- CHALLENGE
Pictures stay out of your copy, but everything else in the records below must be repeated exactly.

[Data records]
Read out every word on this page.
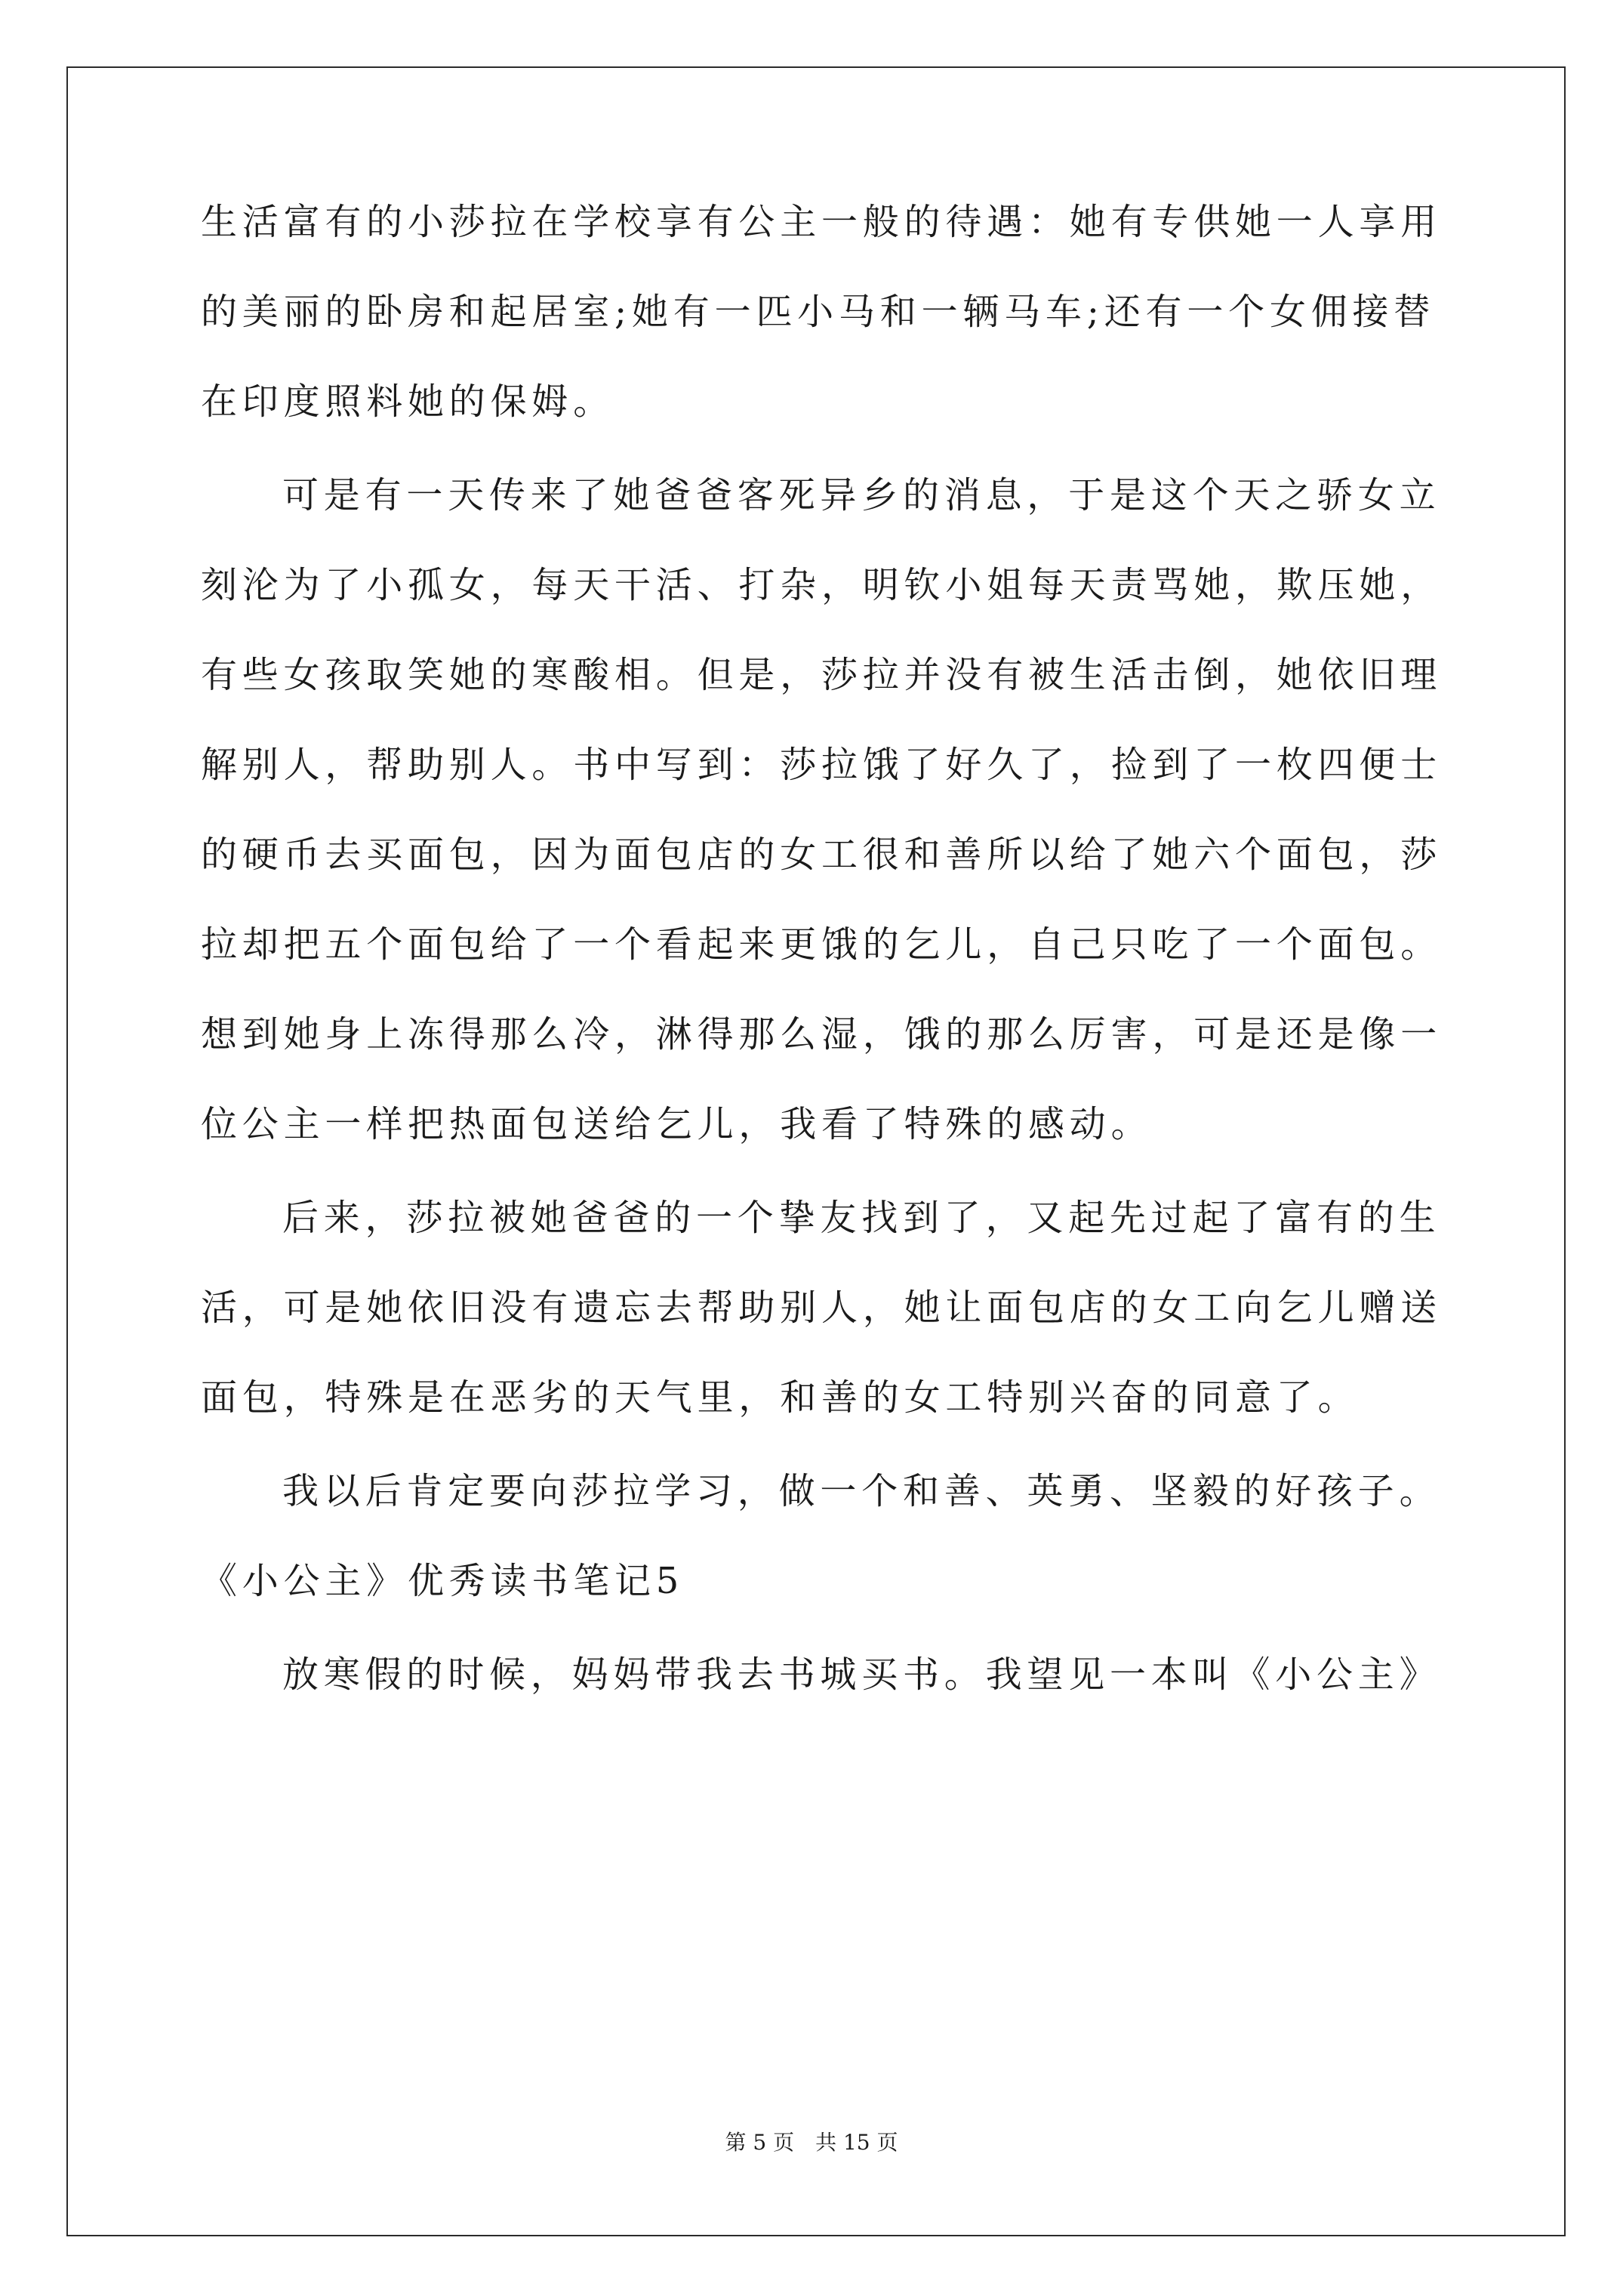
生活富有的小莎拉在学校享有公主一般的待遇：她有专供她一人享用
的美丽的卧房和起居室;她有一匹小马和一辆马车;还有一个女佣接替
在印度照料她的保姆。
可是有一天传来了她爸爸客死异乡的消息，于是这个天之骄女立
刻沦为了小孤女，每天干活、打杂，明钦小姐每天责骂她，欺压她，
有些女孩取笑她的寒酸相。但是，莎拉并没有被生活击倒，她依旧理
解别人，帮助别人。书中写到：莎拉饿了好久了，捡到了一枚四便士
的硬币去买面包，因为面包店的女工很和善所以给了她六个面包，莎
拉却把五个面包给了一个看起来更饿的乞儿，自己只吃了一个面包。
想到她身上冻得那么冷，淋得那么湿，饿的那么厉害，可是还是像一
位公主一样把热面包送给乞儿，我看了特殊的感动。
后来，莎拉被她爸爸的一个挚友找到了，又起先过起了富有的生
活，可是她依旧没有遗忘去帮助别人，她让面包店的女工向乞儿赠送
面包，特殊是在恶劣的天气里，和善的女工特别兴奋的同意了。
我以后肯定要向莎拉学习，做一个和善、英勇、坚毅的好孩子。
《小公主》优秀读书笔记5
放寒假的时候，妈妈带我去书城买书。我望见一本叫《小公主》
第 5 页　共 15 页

- EXERCISE SOLUTION
Read out every word on this page.
生活富有的小莎拉在学校享有公主一般的待遇：她有专供她一人享用
的美丽的卧房和起居室;她有一匹小马和一辆马车;还有一个女佣接替
在印度照料她的保姆。
可是有一天传来了她爸爸客死异乡的消息，于是这个天之骄女立
刻沦为了小孤女，每天干活、打杂，明钦小姐每天责骂她，欺压她，
有些女孩取笑她的寒酸相。但是，莎拉并没有被生活击倒，她依旧理
解别人，帮助别人。书中写到：莎拉饿了好久了，捡到了一枚四便士
的硬币去买面包，因为面包店的女工很和善所以给了她六个面包，莎
拉却把五个面包给了一个看起来更饿的乞儿，自己只吃了一个面包。
想到她身上冻得那么冷，淋得那么湿，饿的那么厉害，可是还是像一
位公主一样把热面包送给乞儿，我看了特殊的感动。
后来，莎拉被她爸爸的一个挚友找到了，又起先过起了富有的生
活，可是她依旧没有遗忘去帮助别人，她让面包店的女工向乞儿赠送
面包，特殊是在恶劣的天气里，和善的女工特别兴奋的同意了。
我以后肯定要向莎拉学习，做一个和善、英勇、坚毅的好孩子。
《小公主》优秀读书笔记5
放寒假的时候，妈妈带我去书城买书。我望见一本叫《小公主》
第 5 页　共 15 页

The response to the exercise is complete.